● **Collection entries**:
--------------------------------------------------

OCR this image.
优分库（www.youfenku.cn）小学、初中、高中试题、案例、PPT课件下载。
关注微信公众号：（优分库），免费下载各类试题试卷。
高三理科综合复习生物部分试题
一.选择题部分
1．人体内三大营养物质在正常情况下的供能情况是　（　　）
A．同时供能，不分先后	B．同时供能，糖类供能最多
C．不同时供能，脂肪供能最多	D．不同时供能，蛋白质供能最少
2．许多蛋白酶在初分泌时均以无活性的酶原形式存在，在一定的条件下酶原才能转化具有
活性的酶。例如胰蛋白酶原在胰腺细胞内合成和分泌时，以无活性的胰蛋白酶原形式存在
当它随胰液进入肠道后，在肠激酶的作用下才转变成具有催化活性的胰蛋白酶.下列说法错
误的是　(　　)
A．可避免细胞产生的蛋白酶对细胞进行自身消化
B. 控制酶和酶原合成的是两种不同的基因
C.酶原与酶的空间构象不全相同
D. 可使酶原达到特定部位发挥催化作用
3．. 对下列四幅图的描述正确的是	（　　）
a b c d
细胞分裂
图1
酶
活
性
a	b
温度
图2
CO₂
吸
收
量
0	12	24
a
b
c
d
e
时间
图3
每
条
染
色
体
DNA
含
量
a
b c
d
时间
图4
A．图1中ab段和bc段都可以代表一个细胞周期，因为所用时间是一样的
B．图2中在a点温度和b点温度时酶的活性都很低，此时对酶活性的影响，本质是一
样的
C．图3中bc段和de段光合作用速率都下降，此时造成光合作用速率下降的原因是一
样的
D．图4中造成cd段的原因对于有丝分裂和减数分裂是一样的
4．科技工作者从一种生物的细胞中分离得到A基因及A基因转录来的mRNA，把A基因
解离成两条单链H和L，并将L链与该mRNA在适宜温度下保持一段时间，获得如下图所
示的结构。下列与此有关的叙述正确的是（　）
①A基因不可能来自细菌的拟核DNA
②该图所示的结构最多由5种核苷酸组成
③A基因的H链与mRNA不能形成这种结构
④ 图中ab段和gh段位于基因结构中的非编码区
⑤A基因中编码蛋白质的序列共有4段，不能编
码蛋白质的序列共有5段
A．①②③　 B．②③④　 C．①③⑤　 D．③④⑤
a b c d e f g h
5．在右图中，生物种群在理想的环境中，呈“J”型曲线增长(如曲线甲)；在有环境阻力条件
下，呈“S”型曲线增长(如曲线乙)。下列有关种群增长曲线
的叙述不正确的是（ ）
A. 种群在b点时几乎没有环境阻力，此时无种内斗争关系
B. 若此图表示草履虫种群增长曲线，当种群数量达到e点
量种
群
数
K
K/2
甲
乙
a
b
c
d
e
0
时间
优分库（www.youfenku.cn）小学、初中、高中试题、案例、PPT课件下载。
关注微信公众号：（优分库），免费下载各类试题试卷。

--------------------------------------------------

Set down the records again verbatim, so that each word stays as it is.

● **TASK OUTPUT**:
OCR this image.
优分库（www.youfenku.cn）小学、初中、高中试题、案例、PPT课件下载。
关注微信公众号：（优分库），免费下载各类试题试卷。
高三理科综合复习生物部分试题
一.选择题部分
1．人体内三大营养物质在正常情况下的供能情况是　（　　）
A．同时供能，不分先后	B．同时供能，糖类供能最多
C．不同时供能，脂肪供能最多	D．不同时供能，蛋白质供能最少
2．许多蛋白酶在初分泌时均以无活性的酶原形式存在，在一定的条件下酶原才能转化具有
活性的酶。例如胰蛋白酶原在胰腺细胞内合成和分泌时，以无活性的胰蛋白酶原形式存在
当它随胰液进入肠道后，在肠激酶的作用下才转变成具有催化活性的胰蛋白酶.下列说法错
误的是　(　　)
A．可避免细胞产生的蛋白酶对细胞进行自身消化
B. 控制酶和酶原合成的是两种不同的基因
C.酶原与酶的空间构象不全相同
D. 可使酶原达到特定部位发挥催化作用
3．. 对下列四幅图的描述正确的是	（　　）
a b c d
细胞分裂
图1
酶
活
性
a	b
温度
图2
CO₂
吸
收
量
0	12	24
a
b
c
d
e
时间
图3
每
条
染
色
体
DNA
含
量
a
b c
d
时间
图4
A．图1中ab段和bc段都可以代表一个细胞周期，因为所用时间是一样的
B．图2中在a点温度和b点温度时酶的活性都很低，此时对酶活性的影响，本质是一
样的
C．图3中bc段和de段光合作用速率都下降，此时造成光合作用速率下降的原因是一
样的
D．图4中造成cd段的原因对于有丝分裂和减数分裂是一样的
4．科技工作者从一种生物的细胞中分离得到A基因及A基因转录来的mRNA，把A基因
解离成两条单链H和L，并将L链与该mRNA在适宜温度下保持一段时间，获得如下图所
示的结构。下列与此有关的叙述正确的是（　）
①A基因不可能来自细菌的拟核DNA
②该图所示的结构最多由5种核苷酸组成
③A基因的H链与mRNA不能形成这种结构
④ 图中ab段和gh段位于基因结构中的非编码区
⑤A基因中编码蛋白质的序列共有4段，不能编
码蛋白质的序列共有5段
A．①②③　 B．②③④　 C．①③⑤　 D．③④⑤
a b c d e f g h
5．在右图中，生物种群在理想的环境中，呈“J”型曲线增长(如曲线甲)；在有环境阻力条件
下，呈“S”型曲线增长(如曲线乙)。下列有关种群增长曲线
的叙述不正确的是（ ）
A. 种群在b点时几乎没有环境阻力，此时无种内斗争关系
B. 若此图表示草履虫种群增长曲线，当种群数量达到e点
量种
群
数
K
K/2
甲
乙
a
b
c
d
e
0
时间
优分库（www.youfenku.cn）小学、初中、高中试题、案例、PPT课件下载。
关注微信公众号：（优分库），免费下载各类试题试卷。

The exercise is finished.